Will you output the entries below exactly, skipping every image they contain?

___ Entries shown

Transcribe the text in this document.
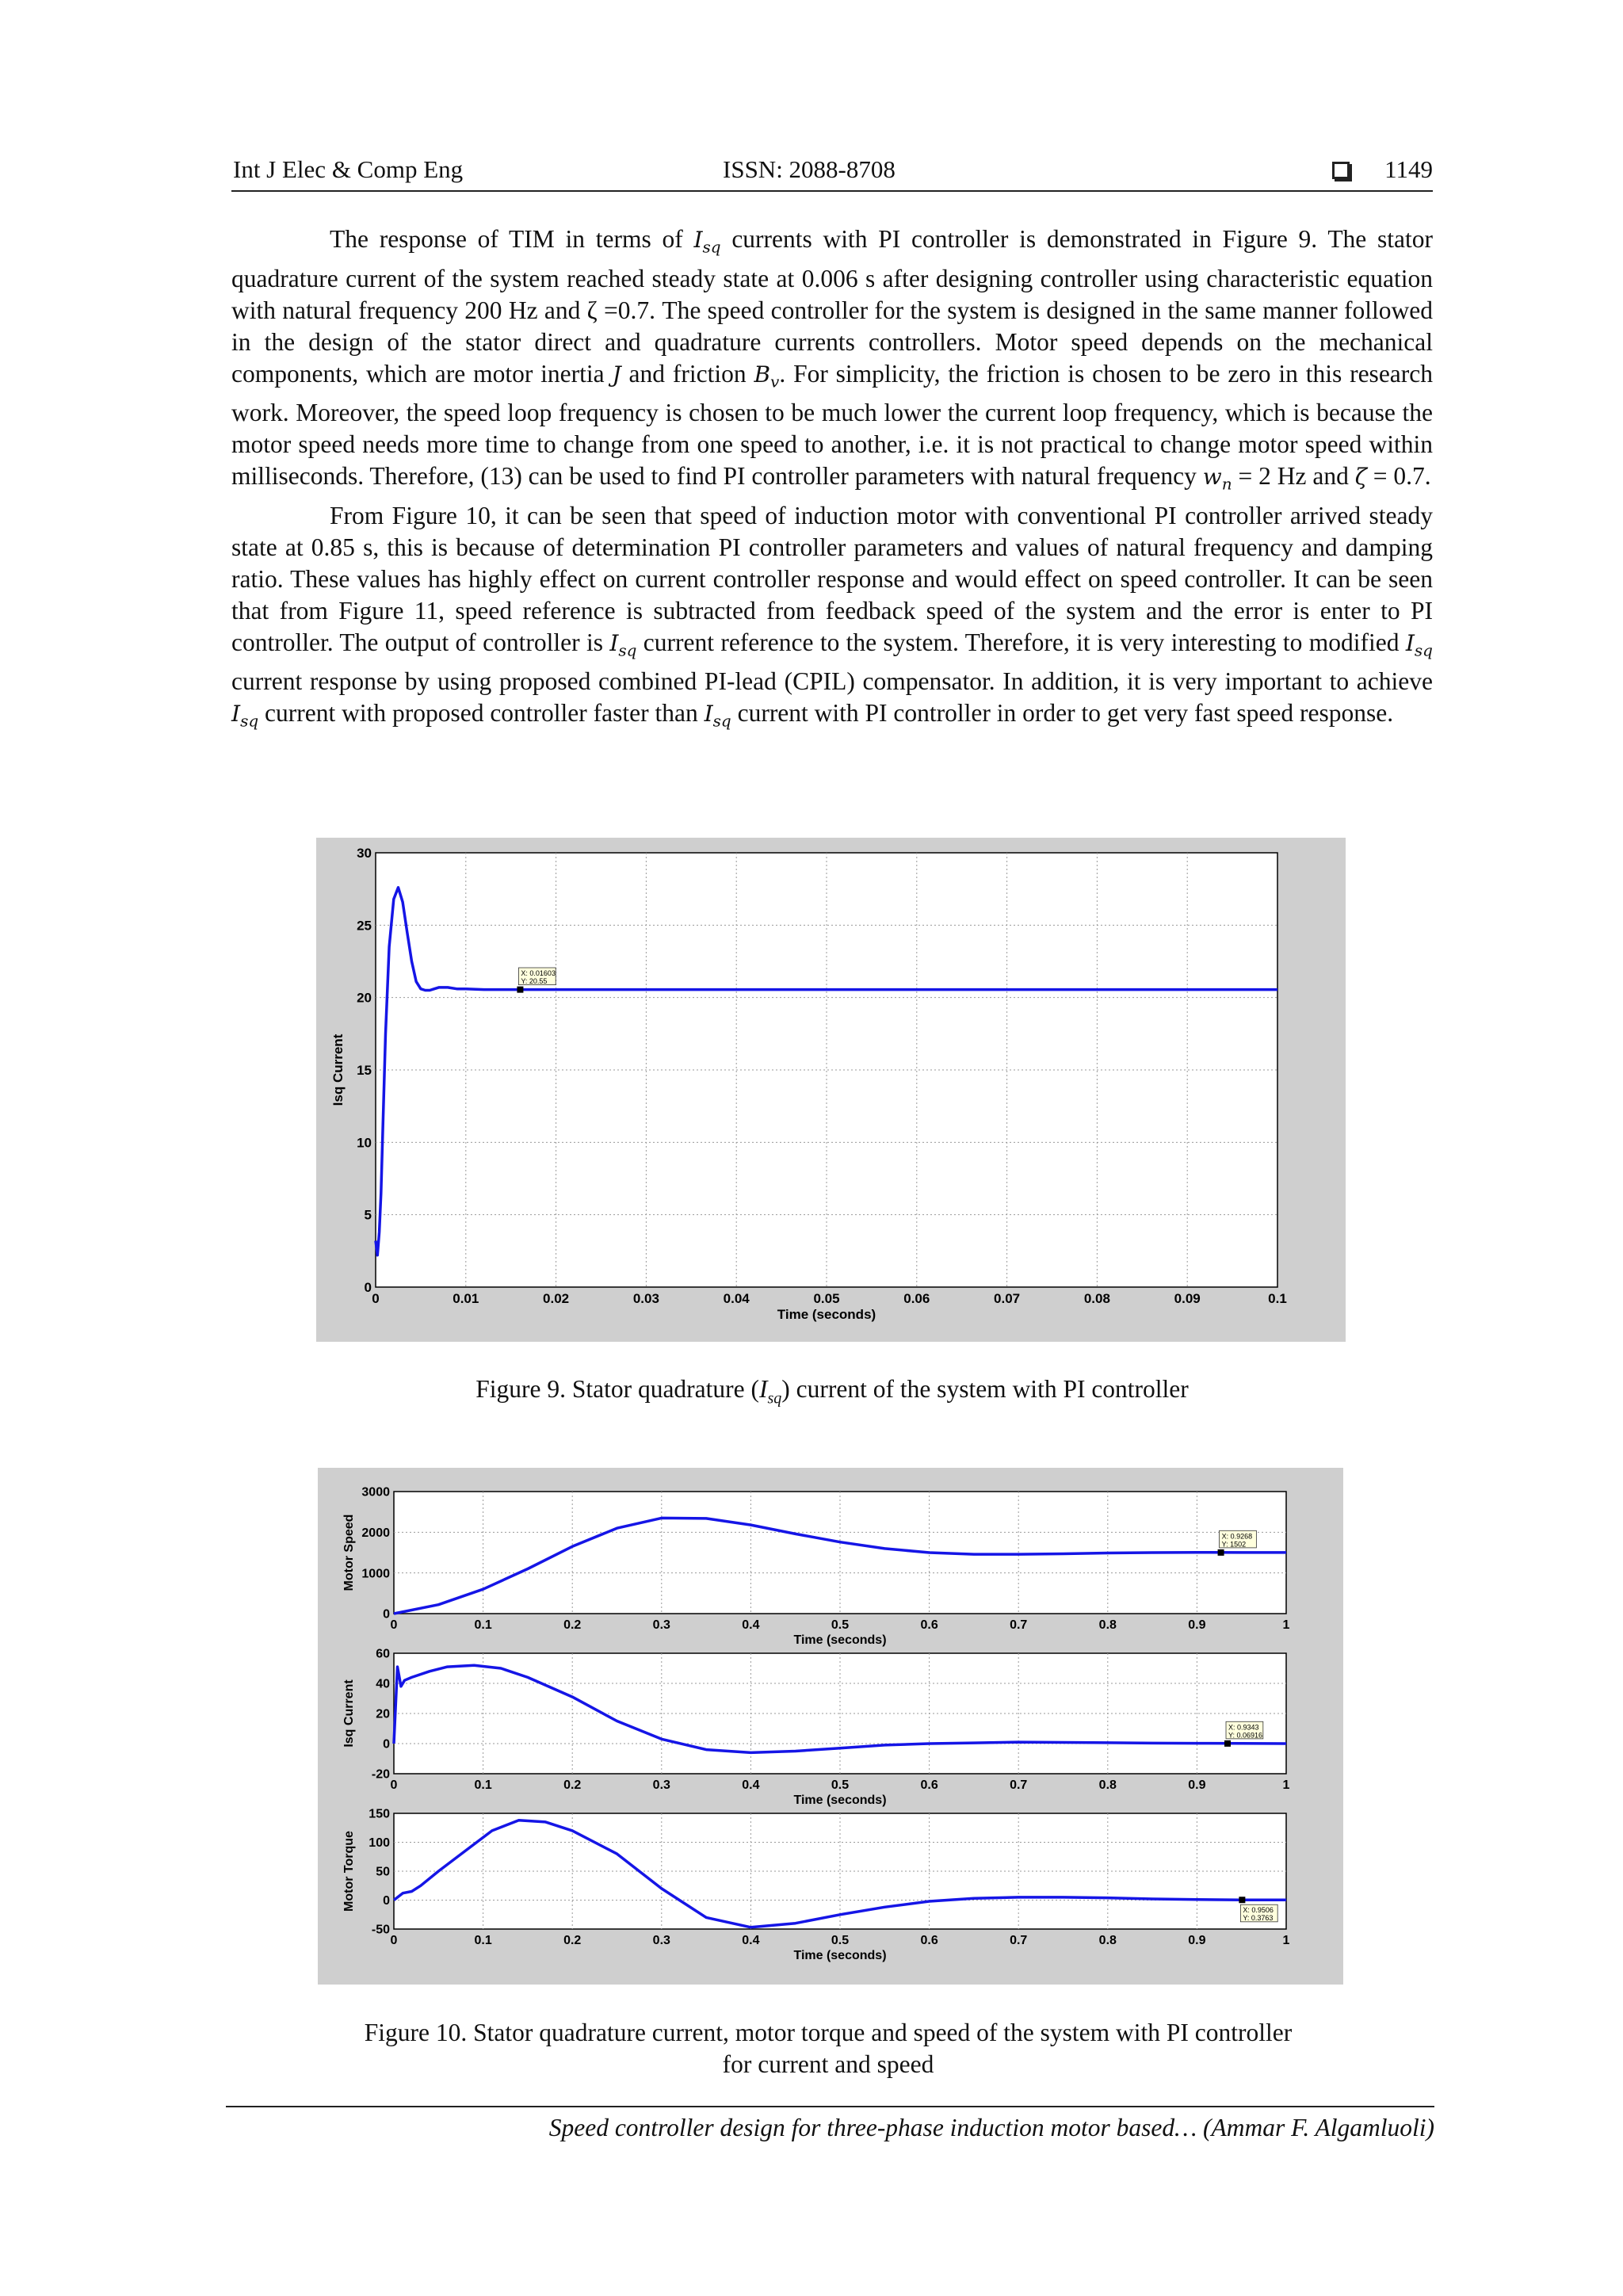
Int J Elec & Comp Eng	ISSN: 2088-8708	1149

The response of TIM in terms of $I_{sq}$ currents with PI controller is demonstrated in Figure 9. The stator quadrature current of the system reached steady state at 0.006 s after designing controller using characteristic equation with natural frequency 200 Hz and ζ =0.7. The speed controller for the system is designed in the same manner followed in the design of the stator direct and quadrature currents controllers. Motor speed depends on the mechanical components, which are motor inertia J and friction $B_v$. For simplicity, the friction is chosen to be zero in this research work. Moreover, the speed loop frequency is chosen to be much lower the current loop frequency, which is because the motor speed needs more time to change from one speed to another, i.e. it is not practical to change motor speed within milliseconds. Therefore, (13) can be used to find PI controller parameters with natural frequency $w_n = 2$ Hz and ζ = 0.7.

From Figure 10, it can be seen that speed of induction motor with conventional PI controller arrived steady state at 0.85 s, this is because of determination PI controller parameters and values of natural frequency and damping ratio. These values has highly effect on current controller response and would effect on speed controller. It can be seen that from Figure 11, speed reference is subtracted from feedback speed of the system and the error is enter to PI controller. The output of controller is $I_{sq}$ current reference to the system. Therefore, it is very interesting to modified $I_{sq}$ current response by using proposed combined PI-lead (CPIL) compensator. In addition, it is very important to achieve $I_{sq}$ current with proposed controller faster than $I_{sq}$ current with PI controller in order to get very fast speed response.

0	0.01	0.02	0.03	0.04	0.05	0.06	0.07	0.08	0.09	0.1
0
5
10
15
20
25
30
Time (seconds)
Isq Current
X: 0.01603
Y: 20.55
Figure 9. Stator quadrature $(I_{sq})$ current of the system with PI controller
0	0.1	0.2	0.3	0.4	0.5	0.6	0.7	0.8	0.9	1
0
1000
2000
3000
Time (seconds)
Motor Speed	X: 0.9268
Y: 1502
0	0.1	0.2	0.3	0.4	0.5	0.6	0.7	0.8	0.9	1
-20
0
20
40
60
Time (seconds)
Isq Current	X: 0.9343
Y: 0.06916
0	0.1	0.2	0.3	0.4	0.5	0.6	0.7	0.8	0.9	1
-50
0
50
100
150
Time (seconds)
Motor Torque	X: 0.9506
Y: 0.3763
Figure 10. Stator quadrature current, motor torque and speed of the system with PI controller
for current and speed
Speed controller design for three-phase induction motor based… (Ammar F. Algamluoli)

______

Solution below →
Transcribe the text in this document.
Int J Elec & Comp Eng	ISSN: 2088-8708	1149

The response of TIM in terms of $I_{sq}$ currents with PI controller is demonstrated in Figure 9. The stator quadrature current of the system reached steady state at 0.006 s after designing controller using characteristic equation with natural frequency 200 Hz and ζ =0.7. The speed controller for the system is designed in the same manner followed in the design of the stator direct and quadrature currents controllers. Motor speed depends on the mechanical components, which are motor inertia J and friction $B_v$. For simplicity, the friction is chosen to be zero in this research work. Moreover, the speed loop frequency is chosen to be much lower the current loop frequency, which is because the motor speed needs more time to change from one speed to another, i.e. it is not practical to change motor speed within milliseconds. Therefore, (13) can be used to find PI controller parameters with natural frequency $w_n = 2$ Hz and ζ = 0.7.

From Figure 10, it can be seen that speed of induction motor with conventional PI controller arrived steady state at 0.85 s, this is because of determination PI controller parameters and values of natural frequency and damping ratio. These values has highly effect on current controller response and would effect on speed controller. It can be seen that from Figure 11, speed reference is subtracted from feedback speed of the system and the error is enter to PI controller. The output of controller is $I_{sq}$ current reference to the system. Therefore, it is very interesting to modified $I_{sq}$ current response by using proposed combined PI-lead (CPIL) compensator. In addition, it is very important to achieve $I_{sq}$ current with proposed controller faster than $I_{sq}$ current with PI controller in order to get very fast speed response.

0	0.01	0.02	0.03	0.04	0.05	0.06	0.07	0.08	0.09	0.1
0
5
10
15
20
25
30
Time (seconds)
Isq Current
X: 0.01603
Y: 20.55
Figure 9. Stator quadrature $(I_{sq})$ current of the system with PI controller
0	0.1	0.2	0.3	0.4	0.5	0.6	0.7	0.8	0.9	1
0
1000
2000
3000
Time (seconds)
Motor Speed	X: 0.9268
Y: 1502
0	0.1	0.2	0.3	0.4	0.5	0.6	0.7	0.8	0.9	1
-20
0
20
40
60
Time (seconds)
Isq Current	X: 0.9343
Y: 0.06916
0	0.1	0.2	0.3	0.4	0.5	0.6	0.7	0.8	0.9	1
-50
0
50
100
150
Time (seconds)
Motor Torque	X: 0.9506
Y: 0.3763
Figure 10. Stator quadrature current, motor torque and speed of the system with PI controller
for current and speed
Speed controller design for three-phase induction motor based… (Ammar F. Algamluoli)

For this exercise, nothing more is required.